Requirement: Reproduce the data that follows in its entirety, character for character.

Extracted information:
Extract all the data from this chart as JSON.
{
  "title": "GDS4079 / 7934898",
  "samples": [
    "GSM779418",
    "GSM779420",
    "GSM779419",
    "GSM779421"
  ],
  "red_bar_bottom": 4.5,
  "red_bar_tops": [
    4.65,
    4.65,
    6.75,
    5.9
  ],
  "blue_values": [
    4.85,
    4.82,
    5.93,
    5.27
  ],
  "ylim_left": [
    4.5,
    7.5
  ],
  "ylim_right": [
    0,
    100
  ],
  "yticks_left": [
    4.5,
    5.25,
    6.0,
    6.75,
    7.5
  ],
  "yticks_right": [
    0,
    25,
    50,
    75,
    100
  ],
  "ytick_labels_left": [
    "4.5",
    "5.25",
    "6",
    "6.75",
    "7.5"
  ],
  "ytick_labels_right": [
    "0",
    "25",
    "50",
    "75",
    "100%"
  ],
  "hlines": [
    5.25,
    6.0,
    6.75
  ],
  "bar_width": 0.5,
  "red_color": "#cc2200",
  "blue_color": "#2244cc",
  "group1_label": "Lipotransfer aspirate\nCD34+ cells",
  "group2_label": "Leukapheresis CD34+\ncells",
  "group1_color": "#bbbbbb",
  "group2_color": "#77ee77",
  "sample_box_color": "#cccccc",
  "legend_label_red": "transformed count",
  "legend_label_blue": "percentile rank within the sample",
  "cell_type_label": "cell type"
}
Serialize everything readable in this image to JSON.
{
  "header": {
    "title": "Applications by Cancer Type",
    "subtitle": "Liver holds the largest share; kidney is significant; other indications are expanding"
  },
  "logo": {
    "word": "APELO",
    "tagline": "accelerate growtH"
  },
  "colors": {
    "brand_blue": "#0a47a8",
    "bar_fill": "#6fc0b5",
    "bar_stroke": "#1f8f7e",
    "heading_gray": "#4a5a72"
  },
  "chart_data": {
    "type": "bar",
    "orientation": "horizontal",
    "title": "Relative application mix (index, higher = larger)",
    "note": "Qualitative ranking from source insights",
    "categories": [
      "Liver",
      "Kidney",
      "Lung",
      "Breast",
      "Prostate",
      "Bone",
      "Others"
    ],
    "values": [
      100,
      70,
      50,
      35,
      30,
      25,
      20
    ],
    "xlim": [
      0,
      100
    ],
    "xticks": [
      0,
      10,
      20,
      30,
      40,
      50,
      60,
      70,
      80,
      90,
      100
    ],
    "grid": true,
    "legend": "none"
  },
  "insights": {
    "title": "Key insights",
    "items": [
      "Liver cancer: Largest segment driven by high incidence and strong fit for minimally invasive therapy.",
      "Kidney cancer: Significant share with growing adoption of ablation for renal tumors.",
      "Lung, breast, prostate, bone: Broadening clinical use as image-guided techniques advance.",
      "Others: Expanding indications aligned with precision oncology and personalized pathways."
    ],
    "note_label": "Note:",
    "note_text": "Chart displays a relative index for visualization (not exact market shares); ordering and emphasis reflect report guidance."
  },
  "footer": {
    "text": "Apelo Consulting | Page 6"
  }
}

Solution to this exercise:
Extract all the data from this chart as JSON.
{
  "title": "GDS4079 / 7934898",
  "samples": [
    "GSM779418",
    "GSM779420",
    "GSM779419",
    "GSM779421"
  ],
  "red_bar_bottom": 4.5,
  "red_bar_tops": [
    4.65,
    4.65,
    6.75,
    5.9
  ],
  "blue_values": [
    4.85,
    4.82,
    5.93,
    5.27
  ],
  "ylim_left": [
    4.5,
    7.5
  ],
  "ylim_right": [
    0,
    100
  ],
  "yticks_left": [
    4.5,
    5.25,
    6.0,
    6.75,
    7.5
  ],
  "yticks_right": [
    0,
    25,
    50,
    75,
    100
  ],
  "ytick_labels_left": [
    "4.5",
    "5.25",
    "6",
    "6.75",
    "7.5"
  ],
  "ytick_labels_right": [
    "0",
    "25",
    "50",
    "75",
    "100%"
  ],
  "hlines": [
    5.25,
    6.0,
    6.75
  ],
  "bar_width": 0.5,
  "red_color": "#cc2200",
  "blue_color": "#2244cc",
  "group1_label": "Lipotransfer aspirate\nCD34+ cells",
  "group2_label": "Leukapheresis CD34+\ncells",
  "group1_color": "#bbbbbb",
  "group2_color": "#77ee77",
  "sample_box_color": "#cccccc",
  "legend_label_red": "transformed count",
  "legend_label_blue": "percentile rank within the sample",
  "cell_type_label": "cell type"
}
Serialize everything readable in this image to JSON.
{
  "header": {
    "title": "Applications by Cancer Type",
    "subtitle": "Liver holds the largest share; kidney is significant; other indications are expanding"
  },
  "logo": {
    "word": "APELO",
    "tagline": "accelerate growtH"
  },
  "colors": {
    "brand_blue": "#0a47a8",
    "bar_fill": "#6fc0b5",
    "bar_stroke": "#1f8f7e",
    "heading_gray": "#4a5a72"
  },
  "chart_data": {
    "type": "bar",
    "orientation": "horizontal",
    "title": "Relative application mix (index, higher = larger)",
    "note": "Qualitative ranking from source insights",
    "categories": [
      "Liver",
      "Kidney",
      "Lung",
      "Breast",
      "Prostate",
      "Bone",
      "Others"
    ],
    "values": [
      100,
      70,
      50,
      35,
      30,
      25,
      20
    ],
    "xlim": [
      0,
      100
    ],
    "xticks": [
      0,
      10,
      20,
      30,
      40,
      50,
      60,
      70,
      80,
      90,
      100
    ],
    "grid": true,
    "legend": "none"
  },
  "insights": {
    "title": "Key insights",
    "items": [
      "Liver cancer: Largest segment driven by high incidence and strong fit for minimally invasive therapy.",
      "Kidney cancer: Significant share with growing adoption of ablation for renal tumors.",
      "Lung, breast, prostate, bone: Broadening clinical use as image-guided techniques advance.",
      "Others: Expanding indications aligned with precision oncology and personalized pathways."
    ],
    "note_label": "Note:",
    "note_text": "Chart displays a relative index for visualization (not exact market shares); ordering and emphasis reflect report guidance."
  },
  "footer": {
    "text": "Apelo Consulting | Page 6"
  }
}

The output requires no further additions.